Questa tragedia senza fine di due popoli in un’unica terra si intreccia con la storia delle popolazioni della regione e con i processi della politica mondiale, e diventa oggetto e parte attiva di un conflitto di potere molto più ampio, addirittura globale. In questi giorni in cui il mondo intero tiene il fiato sospeso per paura di un’escalation, dagli sbocchi imprevedibili, tra Israele ed Iran, e mentre continuano le offensive a Gaza e ora anche in Libano, è difficile dipanare la matassa. Chi invoca il diritto internazionale non come paradigma – per tracciare il confine tra l’umano e il disumano – ma come strumento risolutivo, e tenta di giudicare quanto accade sulla base del rispetto o della violazione di tale diritto, perde di vista l’assioma fondamentale su cui poggia la possibilità del diritto internazionale di funzionare come deterrente e come garanzia, se non della pace, quantomeno del tentativo di risolvere i conflitti attraverso l’uso della diplomazia: questo assioma è che ci sia una volontà e una capacità, da parte delle potenze che hanno maggior peso a livello internazionale, di creare le condizioni per la stabilità nelle diverse aree del mondo e per rafforzare gli organismi internazionali e la cooperazione. È la forza delle potenze maggiori che permette di arrivare (a volte dovendola imporre) ad una soluzione diplomatica dei conflitti. Viceversa, proprio la mancanza di un ordine internazionale con caratteristiche positive, unito all’assenza, in questa fase, delle condizioni per costruirne uno, porta inevitabilmente all’ulteriore inasprirsi della lotta per l’egemonia globale e – a cascata – nelle diverse regioni. È questo il quadro da cui partire, ed è questa la ragione profonda di quanto sta succedendo, anche in Medioriente – oltre che dell’impotenza dell’ONU.

*MATERIALE FORNITO*.
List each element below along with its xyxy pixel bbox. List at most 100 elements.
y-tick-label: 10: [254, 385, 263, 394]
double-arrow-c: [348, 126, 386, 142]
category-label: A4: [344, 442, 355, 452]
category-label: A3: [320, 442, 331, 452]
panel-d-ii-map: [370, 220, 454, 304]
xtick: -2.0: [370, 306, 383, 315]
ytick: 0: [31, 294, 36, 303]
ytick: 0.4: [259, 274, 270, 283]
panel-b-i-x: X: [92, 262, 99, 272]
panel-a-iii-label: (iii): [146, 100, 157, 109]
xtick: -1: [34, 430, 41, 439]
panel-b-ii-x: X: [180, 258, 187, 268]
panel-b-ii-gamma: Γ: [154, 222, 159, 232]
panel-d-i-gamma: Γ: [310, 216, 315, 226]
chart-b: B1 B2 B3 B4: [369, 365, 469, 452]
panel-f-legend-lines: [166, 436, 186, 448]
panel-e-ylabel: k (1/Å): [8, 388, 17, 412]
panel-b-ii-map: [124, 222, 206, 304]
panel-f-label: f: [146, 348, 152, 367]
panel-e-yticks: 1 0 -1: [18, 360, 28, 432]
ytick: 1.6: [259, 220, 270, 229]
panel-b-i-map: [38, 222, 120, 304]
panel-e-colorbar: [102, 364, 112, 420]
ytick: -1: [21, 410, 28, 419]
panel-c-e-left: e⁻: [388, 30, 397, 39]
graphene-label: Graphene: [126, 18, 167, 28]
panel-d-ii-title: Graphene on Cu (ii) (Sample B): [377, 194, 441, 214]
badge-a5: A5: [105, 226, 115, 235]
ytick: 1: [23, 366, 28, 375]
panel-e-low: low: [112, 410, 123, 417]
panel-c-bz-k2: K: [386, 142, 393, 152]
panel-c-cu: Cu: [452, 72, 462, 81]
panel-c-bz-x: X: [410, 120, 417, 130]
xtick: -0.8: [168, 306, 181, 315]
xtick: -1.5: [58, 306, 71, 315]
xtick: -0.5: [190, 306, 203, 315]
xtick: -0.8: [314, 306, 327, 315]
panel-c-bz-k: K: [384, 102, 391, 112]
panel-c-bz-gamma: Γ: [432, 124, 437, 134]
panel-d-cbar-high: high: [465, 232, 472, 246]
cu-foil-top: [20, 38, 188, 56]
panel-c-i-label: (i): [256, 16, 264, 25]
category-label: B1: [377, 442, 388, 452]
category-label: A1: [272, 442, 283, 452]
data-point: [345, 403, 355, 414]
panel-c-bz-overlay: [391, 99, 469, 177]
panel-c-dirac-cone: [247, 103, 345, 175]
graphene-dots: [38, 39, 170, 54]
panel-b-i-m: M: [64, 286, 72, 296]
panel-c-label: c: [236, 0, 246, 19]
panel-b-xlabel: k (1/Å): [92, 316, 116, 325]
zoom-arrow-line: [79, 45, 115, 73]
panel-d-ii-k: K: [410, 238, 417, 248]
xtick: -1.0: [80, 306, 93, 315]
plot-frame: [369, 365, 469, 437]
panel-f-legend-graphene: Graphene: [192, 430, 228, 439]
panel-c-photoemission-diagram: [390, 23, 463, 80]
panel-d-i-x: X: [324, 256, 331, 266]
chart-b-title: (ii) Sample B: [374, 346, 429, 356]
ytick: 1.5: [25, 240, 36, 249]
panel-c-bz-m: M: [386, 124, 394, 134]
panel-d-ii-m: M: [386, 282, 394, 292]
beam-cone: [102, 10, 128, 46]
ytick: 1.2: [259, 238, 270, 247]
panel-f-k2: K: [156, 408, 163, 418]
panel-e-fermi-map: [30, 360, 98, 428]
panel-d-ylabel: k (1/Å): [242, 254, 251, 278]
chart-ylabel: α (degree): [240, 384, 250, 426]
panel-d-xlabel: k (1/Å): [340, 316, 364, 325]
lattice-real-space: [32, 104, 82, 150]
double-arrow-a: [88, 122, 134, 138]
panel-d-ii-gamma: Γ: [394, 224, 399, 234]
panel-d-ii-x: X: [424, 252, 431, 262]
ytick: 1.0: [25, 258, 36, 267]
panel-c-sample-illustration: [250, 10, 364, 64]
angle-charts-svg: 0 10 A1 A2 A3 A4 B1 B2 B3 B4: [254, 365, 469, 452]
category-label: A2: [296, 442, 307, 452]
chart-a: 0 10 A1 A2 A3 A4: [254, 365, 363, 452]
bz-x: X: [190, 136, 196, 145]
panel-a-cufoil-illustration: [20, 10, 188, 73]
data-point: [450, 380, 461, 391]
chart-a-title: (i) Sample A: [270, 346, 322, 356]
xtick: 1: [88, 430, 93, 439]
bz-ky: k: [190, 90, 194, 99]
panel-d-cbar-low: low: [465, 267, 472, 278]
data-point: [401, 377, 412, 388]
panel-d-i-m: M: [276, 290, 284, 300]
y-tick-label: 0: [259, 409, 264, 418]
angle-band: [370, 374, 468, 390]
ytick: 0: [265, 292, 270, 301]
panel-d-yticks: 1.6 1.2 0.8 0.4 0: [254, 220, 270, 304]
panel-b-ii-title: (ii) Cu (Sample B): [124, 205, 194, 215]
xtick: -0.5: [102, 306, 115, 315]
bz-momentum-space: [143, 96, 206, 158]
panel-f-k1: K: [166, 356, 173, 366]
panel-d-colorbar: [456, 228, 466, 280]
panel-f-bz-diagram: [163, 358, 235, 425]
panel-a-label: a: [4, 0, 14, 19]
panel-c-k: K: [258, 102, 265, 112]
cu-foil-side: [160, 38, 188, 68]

*CONSEGNA*.
Rispondi in base all'estratto sul conflitto in Medioriente:
1. Tra quali due Paesi si teme un'escalation?
2. In quali luoghi continuano le offensive?
3. Che cosa permette di arrivare a una soluzione diplomatica dei conflitti?

*RISPOSTA*.
1. Tra Israele e Iran.
2. A Gaza e ora anche in Libano.
3. La forza delle potenze maggiori, a volte dovendola imporre.